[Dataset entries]
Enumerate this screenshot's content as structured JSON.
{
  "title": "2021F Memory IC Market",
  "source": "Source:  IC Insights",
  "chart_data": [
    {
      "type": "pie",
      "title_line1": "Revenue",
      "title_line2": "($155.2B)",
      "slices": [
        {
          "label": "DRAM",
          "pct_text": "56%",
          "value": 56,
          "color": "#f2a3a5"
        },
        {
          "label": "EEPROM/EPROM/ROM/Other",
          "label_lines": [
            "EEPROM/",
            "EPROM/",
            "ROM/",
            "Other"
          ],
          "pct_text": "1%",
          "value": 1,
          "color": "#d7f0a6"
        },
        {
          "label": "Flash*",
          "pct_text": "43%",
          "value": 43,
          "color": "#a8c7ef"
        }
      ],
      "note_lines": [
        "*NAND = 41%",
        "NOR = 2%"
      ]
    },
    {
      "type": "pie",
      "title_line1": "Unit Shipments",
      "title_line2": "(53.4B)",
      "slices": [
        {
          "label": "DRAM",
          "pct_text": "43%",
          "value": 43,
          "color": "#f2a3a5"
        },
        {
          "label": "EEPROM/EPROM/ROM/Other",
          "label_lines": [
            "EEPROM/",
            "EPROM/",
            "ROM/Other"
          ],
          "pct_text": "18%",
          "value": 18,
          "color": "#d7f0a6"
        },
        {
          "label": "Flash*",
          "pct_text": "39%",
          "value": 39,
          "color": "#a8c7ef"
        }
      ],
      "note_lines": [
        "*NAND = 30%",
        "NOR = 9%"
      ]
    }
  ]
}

• [Exercise objective]:
Above are some records. Print them all exactly.

• [Task solution]:
Enumerate this screenshot's content as structured JSON.
{
  "title": "2021F Memory IC Market",
  "source": "Source:  IC Insights",
  "chart_data": [
    {
      "type": "pie",
      "title_line1": "Revenue",
      "title_line2": "($155.2B)",
      "slices": [
        {
          "label": "DRAM",
          "pct_text": "56%",
          "value": 56,
          "color": "#f2a3a5"
        },
        {
          "label": "EEPROM/EPROM/ROM/Other",
          "label_lines": [
            "EEPROM/",
            "EPROM/",
            "ROM/",
            "Other"
          ],
          "pct_text": "1%",
          "value": 1,
          "color": "#d7f0a6"
        },
        {
          "label": "Flash*",
          "pct_text": "43%",
          "value": 43,
          "color": "#a8c7ef"
        }
      ],
      "note_lines": [
        "*NAND = 41%",
        "NOR = 2%"
      ]
    },
    {
      "type": "pie",
      "title_line1": "Unit Shipments",
      "title_line2": "(53.4B)",
      "slices": [
        {
          "label": "DRAM",
          "pct_text": "43%",
          "value": 43,
          "color": "#f2a3a5"
        },
        {
          "label": "EEPROM/EPROM/ROM/Other",
          "label_lines": [
            "EEPROM/",
            "EPROM/",
            "ROM/Other"
          ],
          "pct_text": "18%",
          "value": 18,
          "color": "#d7f0a6"
        },
        {
          "label": "Flash*",
          "pct_text": "39%",
          "value": 39,
          "color": "#a8c7ef"
        }
      ],
      "note_lines": [
        "*NAND = 30%",
        "NOR = 9%"
      ]
    }
  ]
}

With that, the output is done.